Instructions for the task :: Each line of the material must be repeated precisely, with the pictures left out.

Records
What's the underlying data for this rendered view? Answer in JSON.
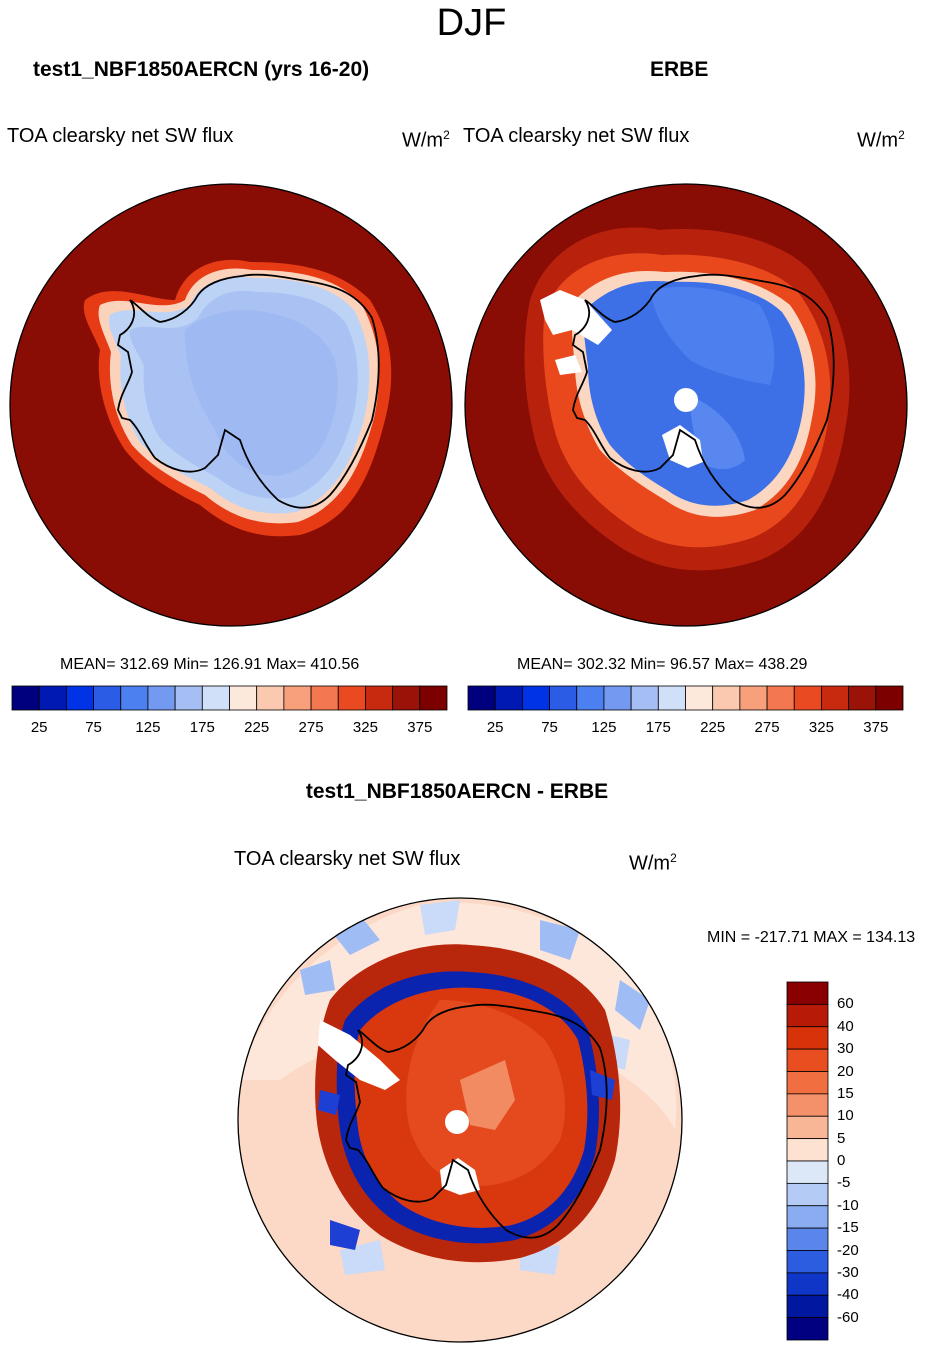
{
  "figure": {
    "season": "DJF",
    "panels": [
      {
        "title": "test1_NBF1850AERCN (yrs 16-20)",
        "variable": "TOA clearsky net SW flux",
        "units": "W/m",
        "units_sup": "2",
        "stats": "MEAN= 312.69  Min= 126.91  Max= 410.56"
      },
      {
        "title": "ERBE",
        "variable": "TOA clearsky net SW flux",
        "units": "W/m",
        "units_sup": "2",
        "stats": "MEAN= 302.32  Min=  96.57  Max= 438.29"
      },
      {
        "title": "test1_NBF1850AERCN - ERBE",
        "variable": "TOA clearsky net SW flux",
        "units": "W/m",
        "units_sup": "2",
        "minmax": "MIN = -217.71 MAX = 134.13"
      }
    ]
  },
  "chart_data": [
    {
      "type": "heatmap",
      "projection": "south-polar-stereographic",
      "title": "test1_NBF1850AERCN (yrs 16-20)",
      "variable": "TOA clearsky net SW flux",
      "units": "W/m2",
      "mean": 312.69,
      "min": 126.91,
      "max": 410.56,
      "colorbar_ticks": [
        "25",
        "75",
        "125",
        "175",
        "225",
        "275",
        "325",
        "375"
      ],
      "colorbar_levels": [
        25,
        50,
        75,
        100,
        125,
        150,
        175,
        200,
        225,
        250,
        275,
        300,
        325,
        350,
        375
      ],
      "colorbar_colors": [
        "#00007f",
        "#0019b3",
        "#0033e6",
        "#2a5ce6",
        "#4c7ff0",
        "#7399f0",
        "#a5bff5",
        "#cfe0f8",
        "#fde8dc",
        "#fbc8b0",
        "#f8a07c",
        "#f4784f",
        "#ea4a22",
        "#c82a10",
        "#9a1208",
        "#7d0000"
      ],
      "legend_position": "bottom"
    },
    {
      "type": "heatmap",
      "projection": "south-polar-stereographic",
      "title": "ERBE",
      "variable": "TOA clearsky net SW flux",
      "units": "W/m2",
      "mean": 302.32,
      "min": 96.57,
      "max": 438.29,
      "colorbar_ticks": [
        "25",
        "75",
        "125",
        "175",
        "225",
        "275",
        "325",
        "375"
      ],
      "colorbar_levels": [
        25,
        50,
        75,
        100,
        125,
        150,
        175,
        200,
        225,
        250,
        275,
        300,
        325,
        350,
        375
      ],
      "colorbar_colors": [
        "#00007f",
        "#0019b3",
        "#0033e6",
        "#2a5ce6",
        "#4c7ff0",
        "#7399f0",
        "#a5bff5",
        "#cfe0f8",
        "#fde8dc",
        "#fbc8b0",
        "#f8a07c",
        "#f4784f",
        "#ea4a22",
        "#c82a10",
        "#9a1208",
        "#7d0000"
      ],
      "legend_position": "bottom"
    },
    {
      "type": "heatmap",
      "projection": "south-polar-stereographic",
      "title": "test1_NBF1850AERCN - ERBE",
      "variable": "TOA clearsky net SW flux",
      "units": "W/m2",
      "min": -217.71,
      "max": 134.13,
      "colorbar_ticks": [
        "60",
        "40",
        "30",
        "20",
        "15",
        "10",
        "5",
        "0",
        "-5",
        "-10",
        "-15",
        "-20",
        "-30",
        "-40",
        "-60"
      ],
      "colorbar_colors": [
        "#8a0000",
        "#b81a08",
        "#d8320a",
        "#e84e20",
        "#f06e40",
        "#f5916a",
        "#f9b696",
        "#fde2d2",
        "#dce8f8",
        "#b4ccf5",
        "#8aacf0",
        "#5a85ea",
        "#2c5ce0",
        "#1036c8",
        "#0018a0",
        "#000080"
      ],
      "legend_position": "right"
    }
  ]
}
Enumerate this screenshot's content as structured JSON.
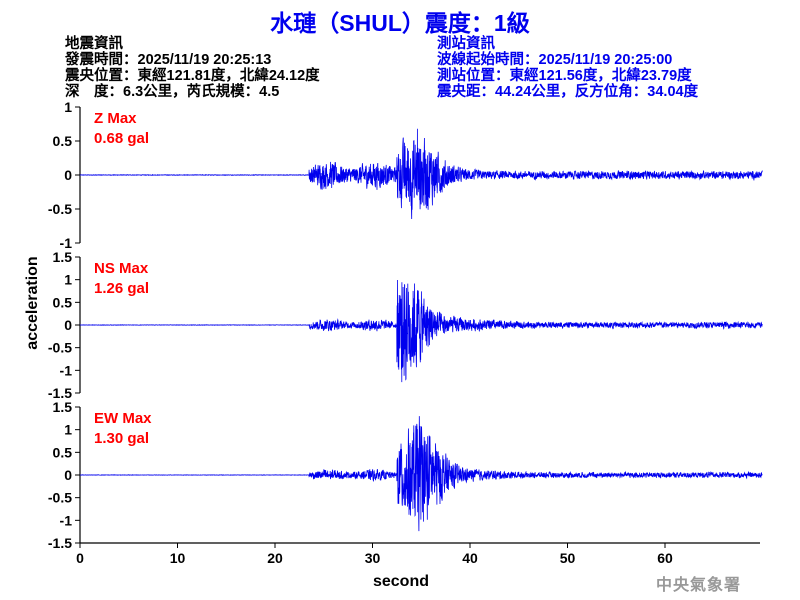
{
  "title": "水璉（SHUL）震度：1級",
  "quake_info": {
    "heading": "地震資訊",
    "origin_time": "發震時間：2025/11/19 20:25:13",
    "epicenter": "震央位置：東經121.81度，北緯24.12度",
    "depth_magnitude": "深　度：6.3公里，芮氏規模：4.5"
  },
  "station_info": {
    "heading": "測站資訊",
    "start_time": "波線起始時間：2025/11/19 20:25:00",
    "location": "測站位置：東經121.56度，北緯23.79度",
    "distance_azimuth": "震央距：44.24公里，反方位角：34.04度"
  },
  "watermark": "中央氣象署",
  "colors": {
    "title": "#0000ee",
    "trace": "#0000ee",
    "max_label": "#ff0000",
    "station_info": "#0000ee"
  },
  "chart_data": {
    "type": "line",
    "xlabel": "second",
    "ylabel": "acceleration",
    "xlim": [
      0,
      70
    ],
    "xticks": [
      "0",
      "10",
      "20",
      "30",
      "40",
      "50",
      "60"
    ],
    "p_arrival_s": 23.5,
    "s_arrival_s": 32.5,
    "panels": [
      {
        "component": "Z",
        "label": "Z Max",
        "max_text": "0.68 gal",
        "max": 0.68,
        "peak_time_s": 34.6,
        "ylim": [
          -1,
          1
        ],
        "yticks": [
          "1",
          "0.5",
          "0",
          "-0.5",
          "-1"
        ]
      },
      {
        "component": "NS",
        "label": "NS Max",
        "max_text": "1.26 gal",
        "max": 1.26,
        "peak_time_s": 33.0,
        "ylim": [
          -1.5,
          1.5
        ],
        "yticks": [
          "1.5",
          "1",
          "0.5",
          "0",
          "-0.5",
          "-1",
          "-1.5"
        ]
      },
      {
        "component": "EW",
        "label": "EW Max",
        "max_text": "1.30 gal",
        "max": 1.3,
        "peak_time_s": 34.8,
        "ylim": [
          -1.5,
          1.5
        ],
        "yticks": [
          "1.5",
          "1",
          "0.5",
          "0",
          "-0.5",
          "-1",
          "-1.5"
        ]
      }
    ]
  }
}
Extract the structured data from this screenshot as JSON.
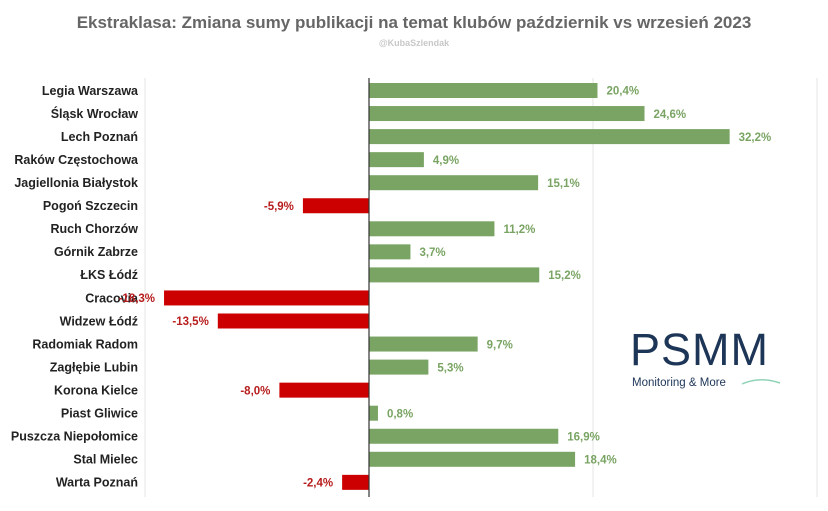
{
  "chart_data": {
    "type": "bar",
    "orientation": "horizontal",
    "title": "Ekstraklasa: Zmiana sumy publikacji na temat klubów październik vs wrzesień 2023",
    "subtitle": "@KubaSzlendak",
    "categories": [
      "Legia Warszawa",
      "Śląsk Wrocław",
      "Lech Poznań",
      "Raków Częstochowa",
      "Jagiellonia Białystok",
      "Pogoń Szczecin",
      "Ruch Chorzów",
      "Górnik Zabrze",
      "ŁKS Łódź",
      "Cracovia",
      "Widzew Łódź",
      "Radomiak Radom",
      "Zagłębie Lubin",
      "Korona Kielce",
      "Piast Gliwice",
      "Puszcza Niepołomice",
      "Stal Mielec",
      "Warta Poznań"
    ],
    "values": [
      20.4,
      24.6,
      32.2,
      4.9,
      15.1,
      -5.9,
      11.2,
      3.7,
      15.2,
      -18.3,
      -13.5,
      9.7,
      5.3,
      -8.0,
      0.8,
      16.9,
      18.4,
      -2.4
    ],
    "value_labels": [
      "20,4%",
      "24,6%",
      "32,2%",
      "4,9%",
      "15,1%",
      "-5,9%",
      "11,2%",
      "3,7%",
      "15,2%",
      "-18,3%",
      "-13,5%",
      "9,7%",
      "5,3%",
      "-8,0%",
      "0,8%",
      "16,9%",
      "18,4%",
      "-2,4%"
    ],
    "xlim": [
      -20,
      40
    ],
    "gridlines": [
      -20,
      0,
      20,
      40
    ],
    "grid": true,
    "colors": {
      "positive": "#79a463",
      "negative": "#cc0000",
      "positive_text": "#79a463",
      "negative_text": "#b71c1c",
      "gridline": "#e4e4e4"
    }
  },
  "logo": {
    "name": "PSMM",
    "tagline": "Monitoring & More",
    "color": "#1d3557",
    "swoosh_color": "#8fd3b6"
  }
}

Solution for this problem ::
What's the underlying data for this rendered view? Answer in JSON.
{
  "figure": {
    "season": "DJF",
    "panels": [
      {
        "title": "test1_NBF1850AERCN (yrs 16-20)",
        "variable": "TOA clearsky net SW flux",
        "units": "W/m",
        "units_sup": "2",
        "stats": "MEAN= 312.69  Min= 126.91  Max= 410.56"
      },
      {
        "title": "ERBE",
        "variable": "TOA clearsky net SW flux",
        "units": "W/m",
        "units_sup": "2",
        "stats": "MEAN= 302.32  Min=  96.57  Max= 438.29"
      },
      {
        "title": "test1_NBF1850AERCN - ERBE",
        "variable": "TOA clearsky net SW flux",
        "units": "W/m",
        "units_sup": "2",
        "minmax": "MIN = -217.71 MAX = 134.13"
      }
    ]
  },
  "chart_data": [
    {
      "type": "heatmap",
      "projection": "south-polar-stereographic",
      "title": "test1_NBF1850AERCN (yrs 16-20)",
      "variable": "TOA clearsky net SW flux",
      "units": "W/m2",
      "mean": 312.69,
      "min": 126.91,
      "max": 410.56,
      "colorbar_ticks": [
        "25",
        "75",
        "125",
        "175",
        "225",
        "275",
        "325",
        "375"
      ],
      "colorbar_levels": [
        25,
        50,
        75,
        100,
        125,
        150,
        175,
        200,
        225,
        250,
        275,
        300,
        325,
        350,
        375
      ],
      "colorbar_colors": [
        "#00007f",
        "#0019b3",
        "#0033e6",
        "#2a5ce6",
        "#4c7ff0",
        "#7399f0",
        "#a5bff5",
        "#cfe0f8",
        "#fde8dc",
        "#fbc8b0",
        "#f8a07c",
        "#f4784f",
        "#ea4a22",
        "#c82a10",
        "#9a1208",
        "#7d0000"
      ],
      "legend_position": "bottom"
    },
    {
      "type": "heatmap",
      "projection": "south-polar-stereographic",
      "title": "ERBE",
      "variable": "TOA clearsky net SW flux",
      "units": "W/m2",
      "mean": 302.32,
      "min": 96.57,
      "max": 438.29,
      "colorbar_ticks": [
        "25",
        "75",
        "125",
        "175",
        "225",
        "275",
        "325",
        "375"
      ],
      "colorbar_levels": [
        25,
        50,
        75,
        100,
        125,
        150,
        175,
        200,
        225,
        250,
        275,
        300,
        325,
        350,
        375
      ],
      "colorbar_colors": [
        "#00007f",
        "#0019b3",
        "#0033e6",
        "#2a5ce6",
        "#4c7ff0",
        "#7399f0",
        "#a5bff5",
        "#cfe0f8",
        "#fde8dc",
        "#fbc8b0",
        "#f8a07c",
        "#f4784f",
        "#ea4a22",
        "#c82a10",
        "#9a1208",
        "#7d0000"
      ],
      "legend_position": "bottom"
    },
    {
      "type": "heatmap",
      "projection": "south-polar-stereographic",
      "title": "test1_NBF1850AERCN - ERBE",
      "variable": "TOA clearsky net SW flux",
      "units": "W/m2",
      "min": -217.71,
      "max": 134.13,
      "colorbar_ticks": [
        "60",
        "40",
        "30",
        "20",
        "15",
        "10",
        "5",
        "0",
        "-5",
        "-10",
        "-15",
        "-20",
        "-30",
        "-40",
        "-60"
      ],
      "colorbar_colors": [
        "#8a0000",
        "#b81a08",
        "#d8320a",
        "#e84e20",
        "#f06e40",
        "#f5916a",
        "#f9b696",
        "#fde2d2",
        "#dce8f8",
        "#b4ccf5",
        "#8aacf0",
        "#5a85ea",
        "#2c5ce0",
        "#1036c8",
        "#0018a0",
        "#000080"
      ],
      "legend_position": "right"
    }
  ]
}
Enumerate this screenshot's content as structured JSON.
{
  "title": "水璉（SHUL）震度：1級",
  "quake_info": {
    "heading": "地震資訊",
    "origin_time": "發震時間：2025/11/19 20:25:13",
    "epicenter": "震央位置：東經121.81度，北緯24.12度",
    "depth_magnitude": "深　度：6.3公里，芮氏規模：4.5"
  },
  "station_info": {
    "heading": "測站資訊",
    "start_time": "波線起始時間：2025/11/19 20:25:00",
    "location": "測站位置：東經121.56度，北緯23.79度",
    "distance_azimuth": "震央距：44.24公里，反方位角：34.04度"
  },
  "watermark": "中央氣象署",
  "colors": {
    "title": "#0000ee",
    "trace": "#0000ee",
    "max_label": "#ff0000",
    "station_info": "#0000ee"
  },
  "chart_data": {
    "type": "line",
    "xlabel": "second",
    "ylabel": "acceleration",
    "xlim": [
      0,
      70
    ],
    "xticks": [
      "0",
      "10",
      "20",
      "30",
      "40",
      "50",
      "60"
    ],
    "p_arrival_s": 23.5,
    "s_arrival_s": 32.5,
    "panels": [
      {
        "component": "Z",
        "label": "Z Max",
        "max_text": "0.68 gal",
        "max": 0.68,
        "peak_time_s": 34.6,
        "ylim": [
          -1,
          1
        ],
        "yticks": [
          "1",
          "0.5",
          "0",
          "-0.5",
          "-1"
        ]
      },
      {
        "component": "NS",
        "label": "NS Max",
        "max_text": "1.26 gal",
        "max": 1.26,
        "peak_time_s": 33.0,
        "ylim": [
          -1.5,
          1.5
        ],
        "yticks": [
          "1.5",
          "1",
          "0.5",
          "0",
          "-0.5",
          "-1",
          "-1.5"
        ]
      },
      {
        "component": "EW",
        "label": "EW Max",
        "max_text": "1.30 gal",
        "max": 1.3,
        "peak_time_s": 34.8,
        "ylim": [
          -1.5,
          1.5
        ],
        "yticks": [
          "1.5",
          "1",
          "0.5",
          "0",
          "-0.5",
          "-1",
          "-1.5"
        ]
      }
    ]
  }
}
Extract the structured data from this screenshot as JSON.
{
  "chart_data": {
    "type": "bar",
    "orientation": "horizontal",
    "title": "Ekstraklasa: Zmiana sumy publikacji na temat klubów październik vs wrzesień 2023",
    "subtitle": "@KubaSzlendak",
    "categories": [
      "Legia Warszawa",
      "Śląsk Wrocław",
      "Lech Poznań",
      "Raków Częstochowa",
      "Jagiellonia Białystok",
      "Pogoń Szczecin",
      "Ruch Chorzów",
      "Górnik Zabrze",
      "ŁKS Łódź",
      "Cracovia",
      "Widzew Łódź",
      "Radomiak Radom",
      "Zagłębie Lubin",
      "Korona Kielce",
      "Piast Gliwice",
      "Puszcza Niepołomice",
      "Stal Mielec",
      "Warta Poznań"
    ],
    "values": [
      20.4,
      24.6,
      32.2,
      4.9,
      15.1,
      -5.9,
      11.2,
      3.7,
      15.2,
      -18.3,
      -13.5,
      9.7,
      5.3,
      -8.0,
      0.8,
      16.9,
      18.4,
      -2.4
    ],
    "value_labels": [
      "20,4%",
      "24,6%",
      "32,2%",
      "4,9%",
      "15,1%",
      "-5,9%",
      "11,2%",
      "3,7%",
      "15,2%",
      "-18,3%",
      "-13,5%",
      "9,7%",
      "5,3%",
      "-8,0%",
      "0,8%",
      "16,9%",
      "18,4%",
      "-2,4%"
    ],
    "xlim": [
      -20,
      40
    ],
    "gridlines": [
      -20,
      0,
      20,
      40
    ],
    "grid": true,
    "colors": {
      "positive": "#79a463",
      "negative": "#cc0000",
      "positive_text": "#79a463",
      "negative_text": "#b71c1c",
      "gridline": "#e4e4e4"
    }
  },
  "logo": {
    "name": "PSMM",
    "tagline": "Monitoring & More",
    "color": "#1d3557",
    "swoosh_color": "#8fd3b6"
  }
}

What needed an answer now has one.